Stored data:
□ □ □ □
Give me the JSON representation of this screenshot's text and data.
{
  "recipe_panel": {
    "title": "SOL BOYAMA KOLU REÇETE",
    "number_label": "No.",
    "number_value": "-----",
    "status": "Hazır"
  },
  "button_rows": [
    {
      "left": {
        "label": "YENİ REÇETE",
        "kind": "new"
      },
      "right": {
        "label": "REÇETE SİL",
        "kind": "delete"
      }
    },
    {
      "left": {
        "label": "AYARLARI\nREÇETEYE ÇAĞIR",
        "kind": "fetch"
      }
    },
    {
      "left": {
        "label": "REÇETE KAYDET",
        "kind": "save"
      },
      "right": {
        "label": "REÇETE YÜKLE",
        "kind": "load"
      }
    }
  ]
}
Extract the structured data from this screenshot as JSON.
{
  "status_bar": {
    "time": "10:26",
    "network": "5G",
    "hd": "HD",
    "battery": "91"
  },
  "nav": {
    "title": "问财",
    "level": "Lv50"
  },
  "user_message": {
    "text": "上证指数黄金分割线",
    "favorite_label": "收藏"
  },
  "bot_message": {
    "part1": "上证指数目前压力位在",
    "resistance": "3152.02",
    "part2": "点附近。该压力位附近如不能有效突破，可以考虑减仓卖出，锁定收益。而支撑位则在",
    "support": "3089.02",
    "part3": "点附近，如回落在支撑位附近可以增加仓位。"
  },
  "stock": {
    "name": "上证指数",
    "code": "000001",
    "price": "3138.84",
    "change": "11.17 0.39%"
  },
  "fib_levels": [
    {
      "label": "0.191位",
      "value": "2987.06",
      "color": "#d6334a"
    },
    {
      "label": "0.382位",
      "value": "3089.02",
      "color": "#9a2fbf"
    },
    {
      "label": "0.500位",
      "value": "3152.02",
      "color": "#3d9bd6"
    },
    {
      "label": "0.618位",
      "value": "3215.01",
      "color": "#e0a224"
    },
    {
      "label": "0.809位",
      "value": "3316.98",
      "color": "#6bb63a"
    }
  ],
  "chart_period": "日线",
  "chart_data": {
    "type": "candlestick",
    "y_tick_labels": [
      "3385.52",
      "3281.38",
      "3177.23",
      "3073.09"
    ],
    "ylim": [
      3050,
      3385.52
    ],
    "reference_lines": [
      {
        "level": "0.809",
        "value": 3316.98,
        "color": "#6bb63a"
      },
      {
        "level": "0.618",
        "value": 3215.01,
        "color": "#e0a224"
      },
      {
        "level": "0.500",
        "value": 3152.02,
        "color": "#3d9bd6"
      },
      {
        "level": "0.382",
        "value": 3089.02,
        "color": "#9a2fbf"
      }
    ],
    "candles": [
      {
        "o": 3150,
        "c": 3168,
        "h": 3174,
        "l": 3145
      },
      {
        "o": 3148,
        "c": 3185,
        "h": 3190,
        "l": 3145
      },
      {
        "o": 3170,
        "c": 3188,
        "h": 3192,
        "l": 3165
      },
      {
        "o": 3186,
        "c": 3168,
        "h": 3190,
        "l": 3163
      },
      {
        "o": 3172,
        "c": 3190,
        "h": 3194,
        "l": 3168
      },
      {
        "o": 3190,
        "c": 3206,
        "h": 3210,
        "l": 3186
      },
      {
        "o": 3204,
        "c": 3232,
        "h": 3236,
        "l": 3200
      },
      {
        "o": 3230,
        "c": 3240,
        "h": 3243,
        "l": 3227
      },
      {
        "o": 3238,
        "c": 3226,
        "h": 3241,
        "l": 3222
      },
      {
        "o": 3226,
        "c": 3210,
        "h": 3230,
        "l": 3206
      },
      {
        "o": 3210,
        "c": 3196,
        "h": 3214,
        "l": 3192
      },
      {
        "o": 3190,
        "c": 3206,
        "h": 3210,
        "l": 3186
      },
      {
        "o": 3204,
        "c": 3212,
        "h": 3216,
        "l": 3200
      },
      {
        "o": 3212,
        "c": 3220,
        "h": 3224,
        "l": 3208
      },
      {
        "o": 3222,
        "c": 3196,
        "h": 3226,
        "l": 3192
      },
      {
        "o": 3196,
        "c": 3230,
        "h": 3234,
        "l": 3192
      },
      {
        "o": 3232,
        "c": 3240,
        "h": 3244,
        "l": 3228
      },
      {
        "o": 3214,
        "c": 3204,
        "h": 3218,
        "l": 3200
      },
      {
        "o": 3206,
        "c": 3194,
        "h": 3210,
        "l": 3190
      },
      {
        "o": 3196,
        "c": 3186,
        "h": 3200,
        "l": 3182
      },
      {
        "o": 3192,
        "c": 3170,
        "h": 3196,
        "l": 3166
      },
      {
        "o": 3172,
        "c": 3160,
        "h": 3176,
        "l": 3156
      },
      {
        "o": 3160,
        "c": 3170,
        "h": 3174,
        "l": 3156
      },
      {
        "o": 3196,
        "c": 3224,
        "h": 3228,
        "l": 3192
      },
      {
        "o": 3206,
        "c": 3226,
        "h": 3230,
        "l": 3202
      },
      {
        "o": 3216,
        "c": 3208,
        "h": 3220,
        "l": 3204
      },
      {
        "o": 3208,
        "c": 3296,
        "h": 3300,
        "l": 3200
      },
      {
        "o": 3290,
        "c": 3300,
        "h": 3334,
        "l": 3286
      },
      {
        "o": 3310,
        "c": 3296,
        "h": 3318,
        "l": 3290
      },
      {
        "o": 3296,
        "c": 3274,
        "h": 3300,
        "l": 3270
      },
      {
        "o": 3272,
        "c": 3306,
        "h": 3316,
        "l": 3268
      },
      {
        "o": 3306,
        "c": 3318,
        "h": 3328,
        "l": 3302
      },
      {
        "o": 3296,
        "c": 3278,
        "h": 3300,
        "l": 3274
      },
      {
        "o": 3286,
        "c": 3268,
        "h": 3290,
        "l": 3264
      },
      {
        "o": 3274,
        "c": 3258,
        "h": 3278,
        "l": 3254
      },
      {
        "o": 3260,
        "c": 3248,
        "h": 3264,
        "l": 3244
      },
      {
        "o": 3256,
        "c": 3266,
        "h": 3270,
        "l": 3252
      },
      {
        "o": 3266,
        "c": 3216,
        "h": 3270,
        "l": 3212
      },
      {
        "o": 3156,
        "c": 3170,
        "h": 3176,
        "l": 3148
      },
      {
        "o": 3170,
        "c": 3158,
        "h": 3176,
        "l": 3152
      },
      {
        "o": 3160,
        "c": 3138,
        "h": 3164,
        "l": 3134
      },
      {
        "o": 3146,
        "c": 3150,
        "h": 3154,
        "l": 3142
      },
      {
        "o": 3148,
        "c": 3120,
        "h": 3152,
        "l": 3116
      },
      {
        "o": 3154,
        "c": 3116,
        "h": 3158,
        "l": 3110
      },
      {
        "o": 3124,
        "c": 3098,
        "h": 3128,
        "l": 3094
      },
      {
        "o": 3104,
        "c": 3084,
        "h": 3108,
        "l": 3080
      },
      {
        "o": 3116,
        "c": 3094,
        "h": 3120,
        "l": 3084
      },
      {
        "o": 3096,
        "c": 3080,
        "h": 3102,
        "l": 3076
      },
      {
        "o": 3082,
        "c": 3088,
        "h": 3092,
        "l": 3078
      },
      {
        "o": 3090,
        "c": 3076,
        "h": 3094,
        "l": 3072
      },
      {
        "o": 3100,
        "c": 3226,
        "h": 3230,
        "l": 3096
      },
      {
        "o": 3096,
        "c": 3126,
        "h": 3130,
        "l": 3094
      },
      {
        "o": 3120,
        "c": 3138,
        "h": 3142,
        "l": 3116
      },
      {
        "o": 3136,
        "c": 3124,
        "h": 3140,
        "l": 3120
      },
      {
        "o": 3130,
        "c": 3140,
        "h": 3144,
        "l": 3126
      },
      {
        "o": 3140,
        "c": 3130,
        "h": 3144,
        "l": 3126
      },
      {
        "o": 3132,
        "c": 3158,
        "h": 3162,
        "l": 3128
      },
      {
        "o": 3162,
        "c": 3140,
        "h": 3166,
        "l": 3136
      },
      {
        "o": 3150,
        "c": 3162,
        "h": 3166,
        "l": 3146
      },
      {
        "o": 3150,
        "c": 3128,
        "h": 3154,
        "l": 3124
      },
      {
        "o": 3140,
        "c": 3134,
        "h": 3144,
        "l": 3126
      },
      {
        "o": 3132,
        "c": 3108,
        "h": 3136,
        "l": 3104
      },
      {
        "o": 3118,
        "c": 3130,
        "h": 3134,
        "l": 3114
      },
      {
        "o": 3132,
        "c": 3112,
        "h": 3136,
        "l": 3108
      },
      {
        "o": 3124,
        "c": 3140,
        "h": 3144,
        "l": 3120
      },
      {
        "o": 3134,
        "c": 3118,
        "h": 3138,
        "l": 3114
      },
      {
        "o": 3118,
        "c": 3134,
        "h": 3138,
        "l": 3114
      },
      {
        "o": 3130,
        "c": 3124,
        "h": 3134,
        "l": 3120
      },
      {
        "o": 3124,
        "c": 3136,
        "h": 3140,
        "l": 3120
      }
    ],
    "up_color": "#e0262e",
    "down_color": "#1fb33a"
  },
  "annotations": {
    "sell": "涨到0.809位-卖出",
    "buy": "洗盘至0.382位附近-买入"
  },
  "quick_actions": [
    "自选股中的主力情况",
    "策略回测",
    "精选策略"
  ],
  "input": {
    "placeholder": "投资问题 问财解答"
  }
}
□ □ □ □
TASK DESCRIPTION ->
Find each line holding "this". Copy it out.

RESULT OF THE TASK ->
Give me the JSON representation of this screenshot's text and data.
Extract the structured data from this screenshot as JSON.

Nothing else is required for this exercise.